■ **Input rows**:
►

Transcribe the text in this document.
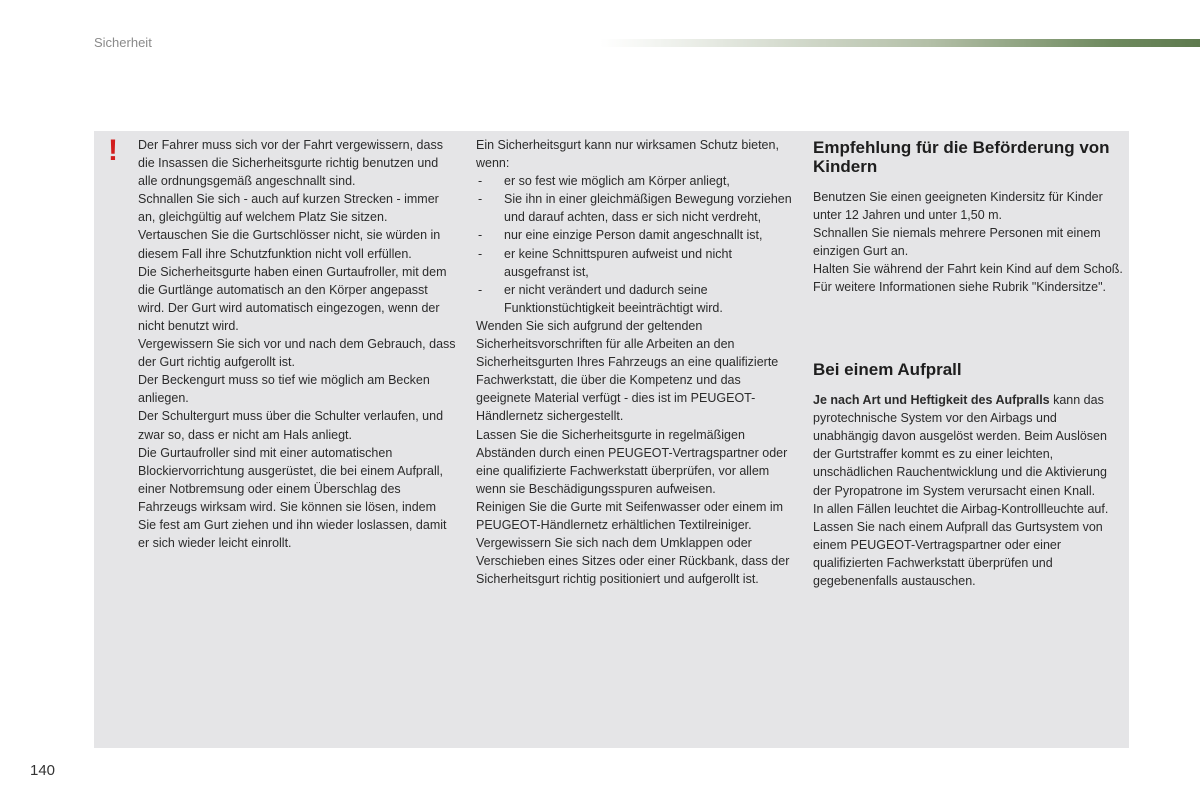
Sicherheit
! Der Fahrer muss sich vor der Fahrt vergewissern, dass die Insassen die Sicherheitsgurte richtig benutzen und alle ordnungsgemäß angeschnallt sind.

Schnallen Sie sich - auch auf kurzen Strecken - immer an, gleichgültig auf welchem Platz Sie sitzen.

Vertauschen Sie die Gurtschlösser nicht, sie würden in diesem Fall ihre Schutzfunktion nicht voll erfüllen.

Die Sicherheitsgurte haben einen Gurtaufroller, mit dem die Gurtlänge automatisch an den Körper angepasst wird. Der Gurt wird automatisch eingezogen, wenn der nicht benutzt wird.

Vergewissern Sie sich vor und nach dem Gebrauch, dass der Gurt richtig aufgerollt ist.

Der Beckengurt muss so tief wie möglich am Becken anliegen.

Der Schultergurt muss über die Schulter verlaufen, und zwar so, dass er nicht am Hals anliegt.

Die Gurtaufroller sind mit einer automatischen Blockiervorrichtung ausgerüstet, die bei einem Aufprall, einer Notbremsung oder einem Überschlag des Fahrzeugs wirksam wird. Sie können sie lösen, indem Sie fest am Gurt ziehen und ihn wieder loslassen, damit er sich wieder leicht einrollt.

Ein Sicherheitsgurt kann nur wirksamen Schutz bieten, wenn:

- er so fest wie möglich am Körper anliegt,
- Sie ihn in einer gleichmäßigen Bewegung vorziehen und darauf achten, dass er sich nicht verdreht,
- nur eine einzige Person damit angeschnallt ist,
- er keine Schnittspuren aufweist und nicht ausgefranst ist,
- er nicht verändert und dadurch seine Funktionstüchtigkeit beeinträchtigt wird.

Wenden Sie sich aufgrund der geltenden Sicherheitsvorschriften für alle Arbeiten an den Sicherheitsgurten Ihres Fahrzeugs an eine qualifizierte Fachwerkstatt, die über die Kompetenz und das geeignete Material verfügt - dies ist im PEUGEOT-Händlernetz sichergestellt.

Lassen Sie die Sicherheitsgurte in regelmäßigen Abständen durch einen PEUGEOT-Vertragspartner oder eine qualifizierte Fachwerkstatt überprüfen, vor allem wenn sie Beschädigungsspuren aufweisen.

Reinigen Sie die Gurte mit Seifenwasser oder einem im PEUGEOT-Händlernetz erhältlichen Textilreiniger.

Vergewissern Sie sich nach dem Umklappen oder Verschieben eines Sitzes oder einer Rückbank, dass der Sicherheitsgurt richtig positioniert und aufgerollt ist.

Empfehlung für die Beförderung von Kindern

Benutzen Sie einen geeigneten Kindersitz für Kinder unter 12 Jahren und unter 1,50 m.

Schnallen Sie niemals mehrere Personen mit einem einzigen Gurt an.

Halten Sie während der Fahrt kein Kind auf dem Schoß.

Für weitere Informationen siehe Rubrik "Kindersitze".

Bei einem Aufprall

Je nach Art und Heftigkeit des Aufpralls kann das pyrotechnische System vor den Airbags und unabhängig davon ausgelöst werden. Beim Auslösen der Gurtstraffer kommt es zu einer leichten, unschädlichen Rauchentwicklung und die Aktivierung der Pyropatrone im System verursacht einen Knall.

In allen Fällen leuchtet die Airbag-Kontrollleuchte auf.

Lassen Sie nach einem Aufprall das Gurtsystem von einem PEUGEOT-Vertragspartner oder einer qualifizierten Fachwerkstatt überprüfen und gegebenenfalls austauschen.

140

◄

■ **What this task involves**: Your answer should be a single number: the count of lines holding the word "nach".

■ **Answer for this exercise**: 4